- [What is needed]
Return the material exactly as supplied, apart from the pictures, which are omitted.

— start Listed entries —

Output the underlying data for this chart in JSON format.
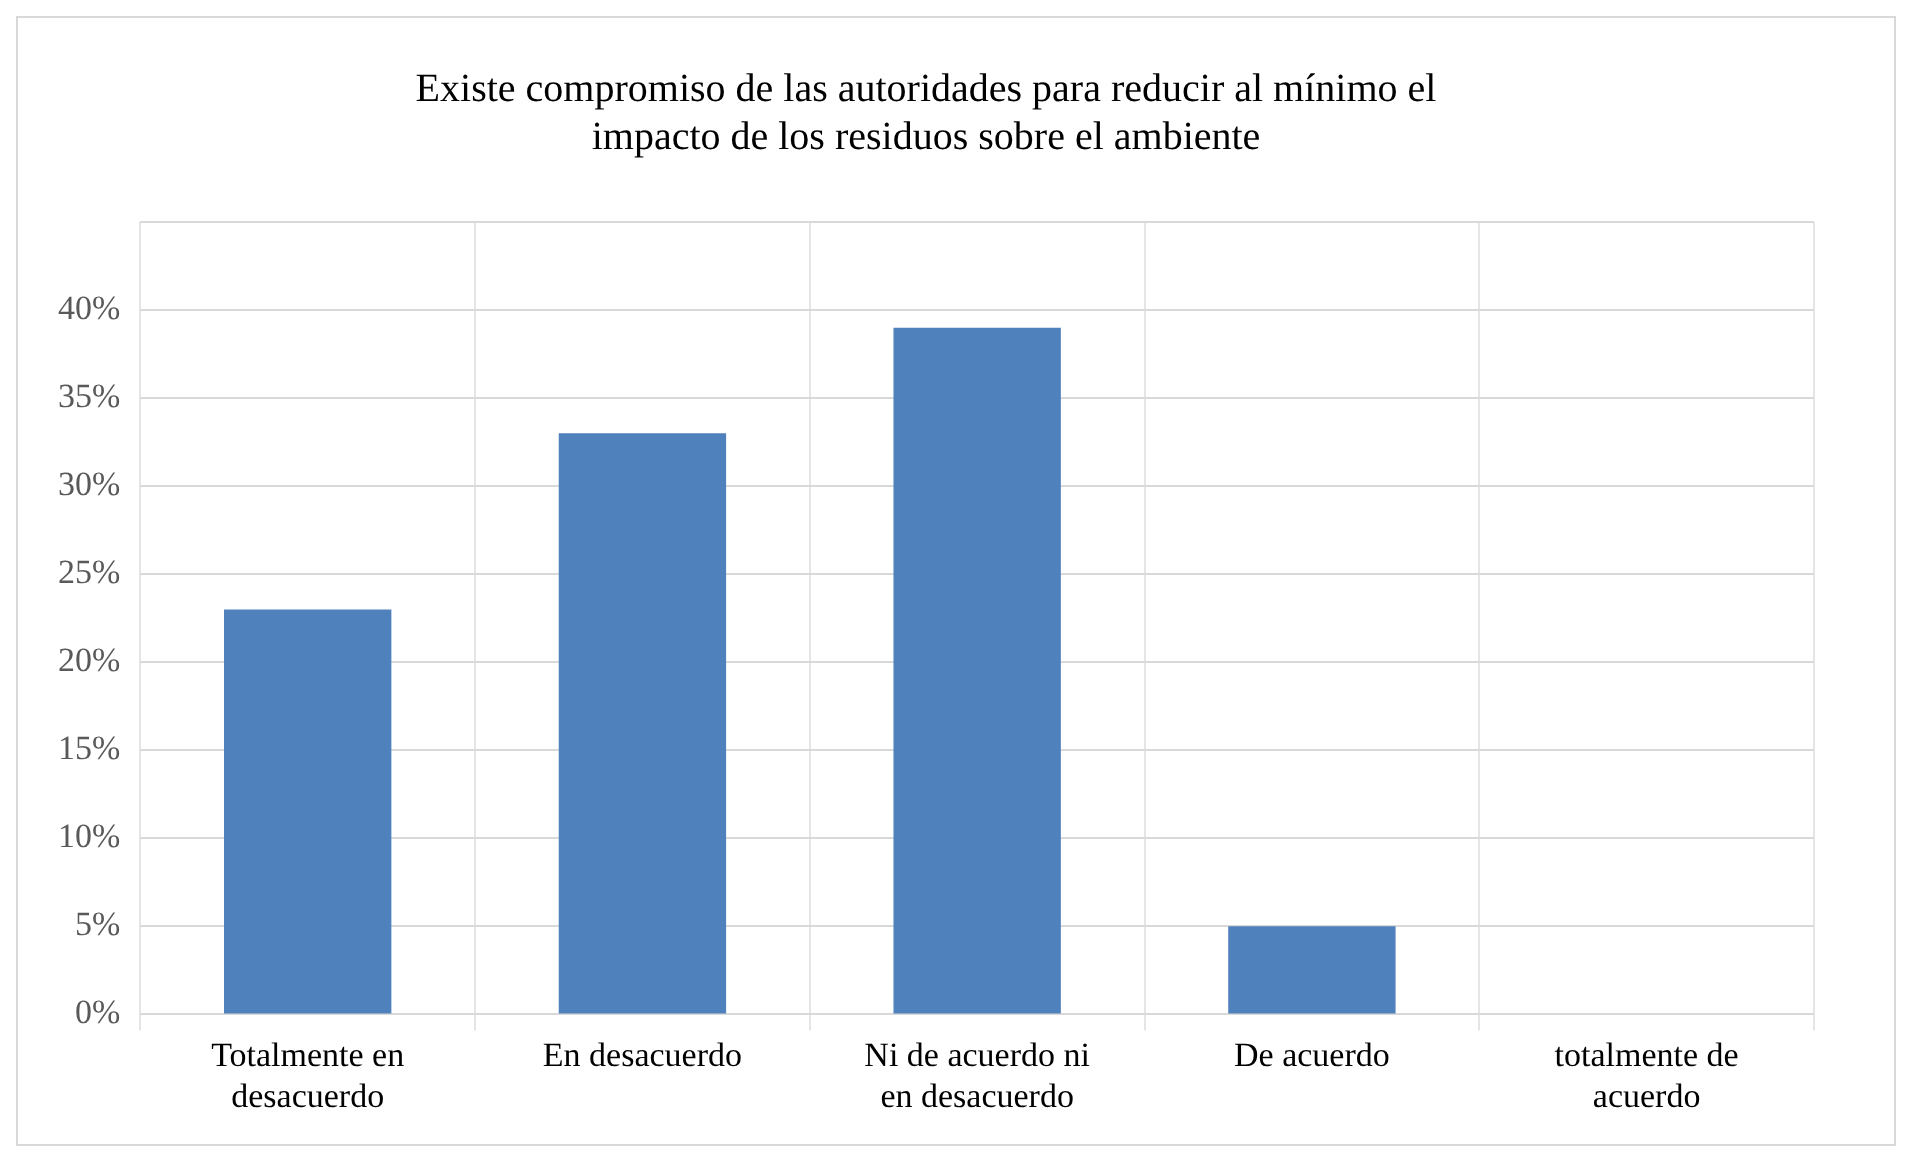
{
  "chart_data": {
    "type": "bar",
    "title": "Existe compromiso de las autoridades para reducir al mínimo el impacto de los residuos sobre el ambiente",
    "categories": [
      "Totalmente en desacuerdo",
      "En desacuerdo",
      "Ni de acuerdo ni en desacuerdo",
      "De acuerdo",
      "totalmente de acuerdo"
    ],
    "values": [
      23,
      33,
      39,
      5,
      0
    ],
    "color": "#4f81bd",
    "ylim": [
      0,
      45
    ],
    "yticks": [
      {
        "value": 0,
        "label": "0%"
      },
      {
        "value": 5,
        "label": "5%"
      },
      {
        "value": 10,
        "label": "10%"
      },
      {
        "value": 15,
        "label": "15%"
      },
      {
        "value": 20,
        "label": "20%"
      },
      {
        "value": 25,
        "label": "25%"
      },
      {
        "value": 30,
        "label": "30%"
      },
      {
        "value": 35,
        "label": "35%"
      },
      {
        "value": 40,
        "label": "40%"
      },
      {
        "value": 45,
        "label": null
      }
    ],
    "grid": true
  }
}
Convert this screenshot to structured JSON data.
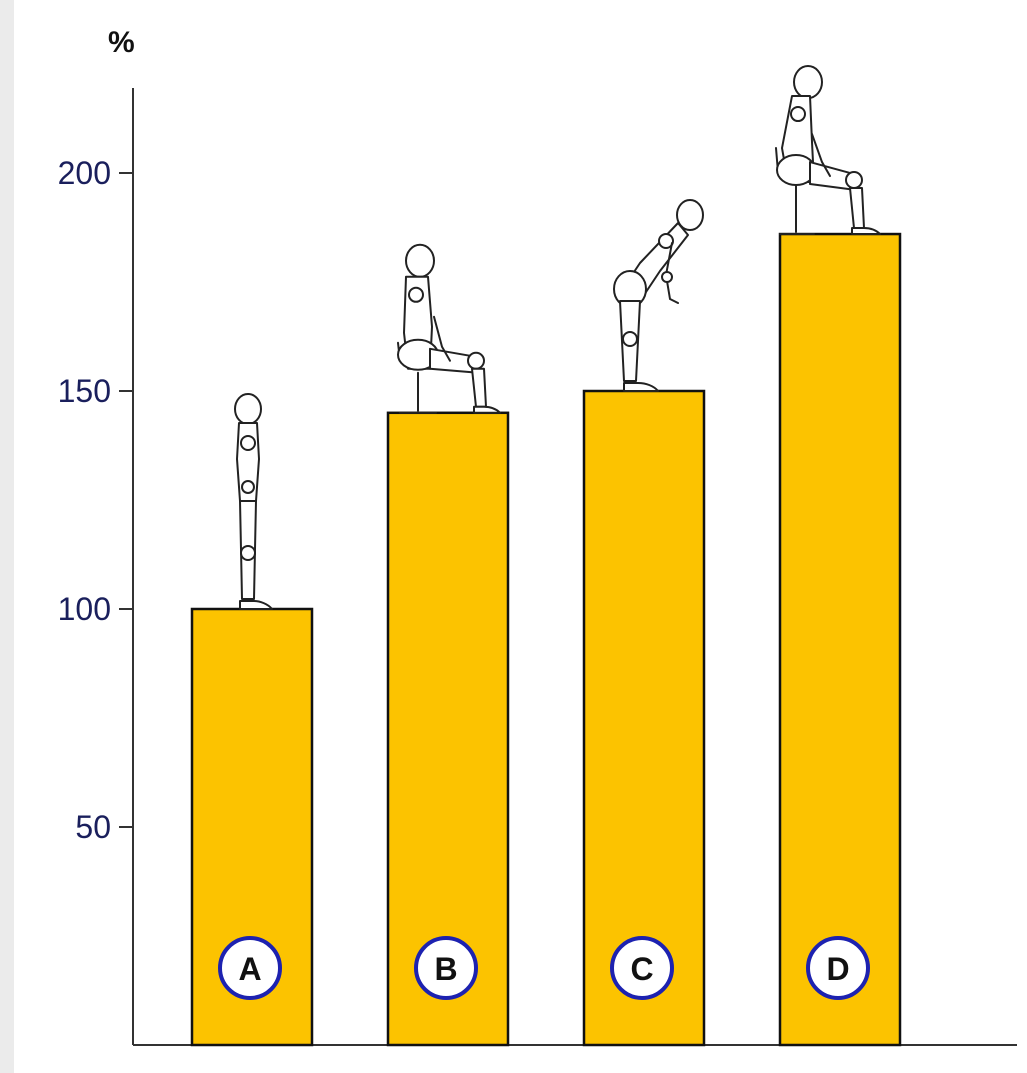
{
  "chart_data": {
    "type": "bar",
    "title": "",
    "xlabel": "",
    "ylabel": "%",
    "categories": [
      "A",
      "B",
      "C",
      "D"
    ],
    "values": [
      100,
      145,
      150,
      186
    ],
    "ylim": [
      0,
      220
    ],
    "yticks": [
      50,
      100,
      150,
      200
    ],
    "ytick_labels": [
      "50",
      "100",
      "150",
      "200"
    ],
    "grid": false,
    "legend": "none",
    "illustrations": [
      "standing-figure",
      "sitting-upright-figure",
      "standing-bent-forward-figure",
      "sitting-bent-forward-figure"
    ],
    "colors": {
      "bar_fill": "#fcc300",
      "bar_stroke": "#111111",
      "badge_ring": "#1d22b0",
      "tick_label": "#1a1f5c"
    }
  }
}
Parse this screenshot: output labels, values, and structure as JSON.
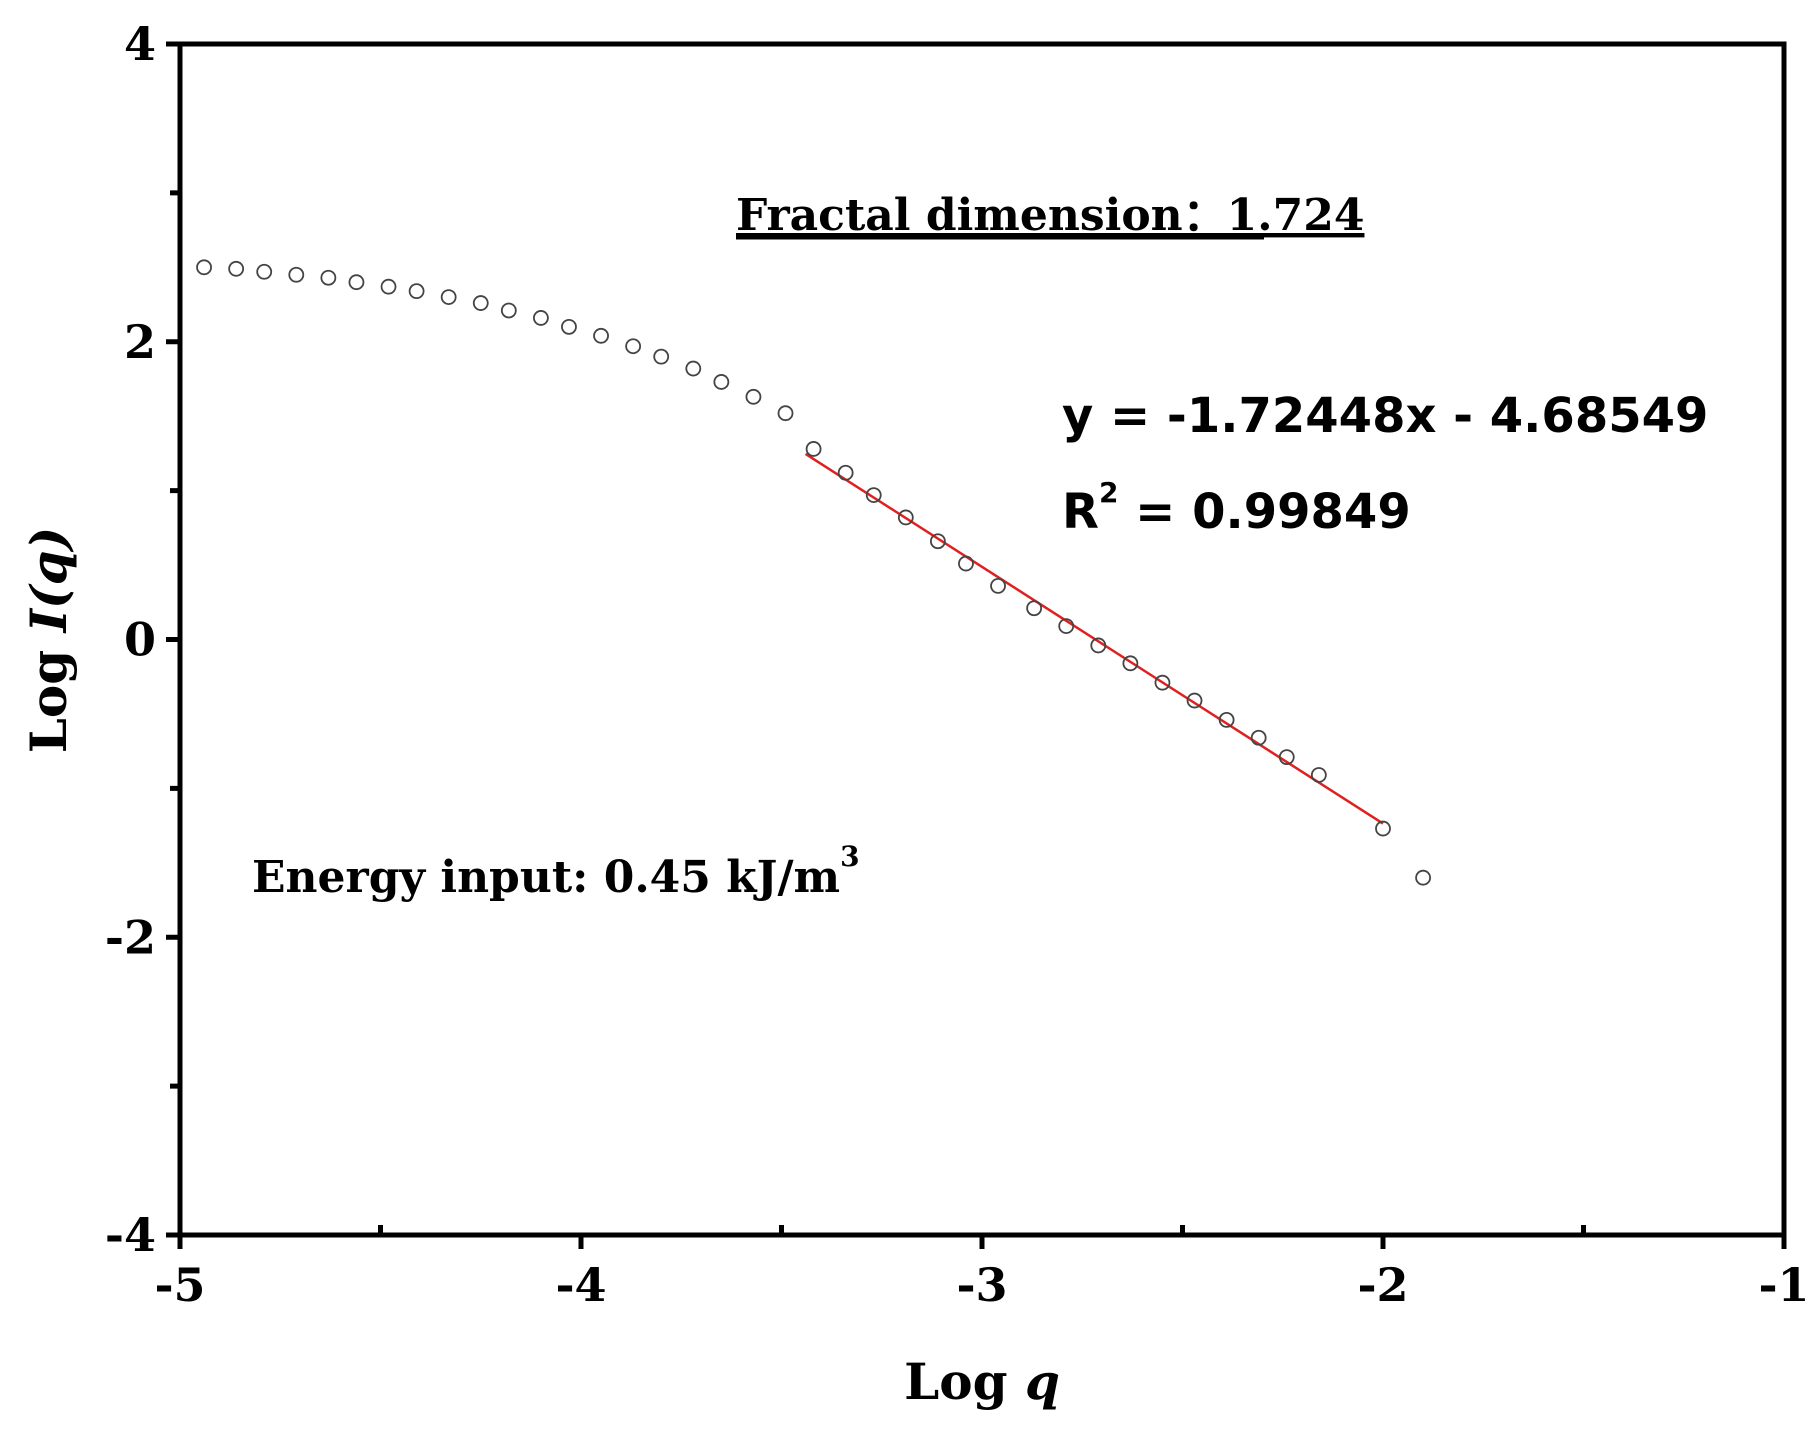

— end Listed entries —

- [Exercise response]
Output the underlying data for this chart in JSON format.
{
  "chart_data": {
    "type": "bar",
    "title": "Existe compromiso de las autoridades para reducir al mínimo el impacto de los residuos sobre el ambiente",
    "categories": [
      "Totalmente en desacuerdo",
      "En desacuerdo",
      "Ni de acuerdo ni en desacuerdo",
      "De acuerdo",
      "totalmente de acuerdo"
    ],
    "values": [
      23,
      33,
      39,
      5,
      0
    ],
    "color": "#4f81bd",
    "ylim": [
      0,
      45
    ],
    "yticks": [
      {
        "value": 0,
        "label": "0%"
      },
      {
        "value": 5,
        "label": "5%"
      },
      {
        "value": 10,
        "label": "10%"
      },
      {
        "value": 15,
        "label": "15%"
      },
      {
        "value": 20,
        "label": "20%"
      },
      {
        "value": 25,
        "label": "25%"
      },
      {
        "value": 30,
        "label": "30%"
      },
      {
        "value": 35,
        "label": "35%"
      },
      {
        "value": 40,
        "label": "40%"
      },
      {
        "value": 45,
        "label": null
      }
    ],
    "grid": true
  }
}
Convert this screenshot to structured JSON data.
{
  "chart_data": {
    "type": "bar",
    "title": "",
    "xlabel": "",
    "ylabel": "%",
    "categories": [
      "A",
      "B",
      "C",
      "D"
    ],
    "values": [
      100,
      145,
      150,
      186
    ],
    "ylim": [
      0,
      220
    ],
    "yticks": [
      50,
      100,
      150,
      200
    ],
    "ytick_labels": [
      "50",
      "100",
      "150",
      "200"
    ],
    "grid": false,
    "legend": "none",
    "illustrations": [
      "standing-figure",
      "sitting-upright-figure",
      "standing-bent-forward-figure",
      "sitting-bent-forward-figure"
    ],
    "colors": {
      "bar_fill": "#fcc300",
      "bar_stroke": "#111111",
      "badge_ring": "#1d22b0",
      "tick_label": "#1a1f5c"
    }
  }
}
Parse this screenshot: output labels, values, and structure as JSON.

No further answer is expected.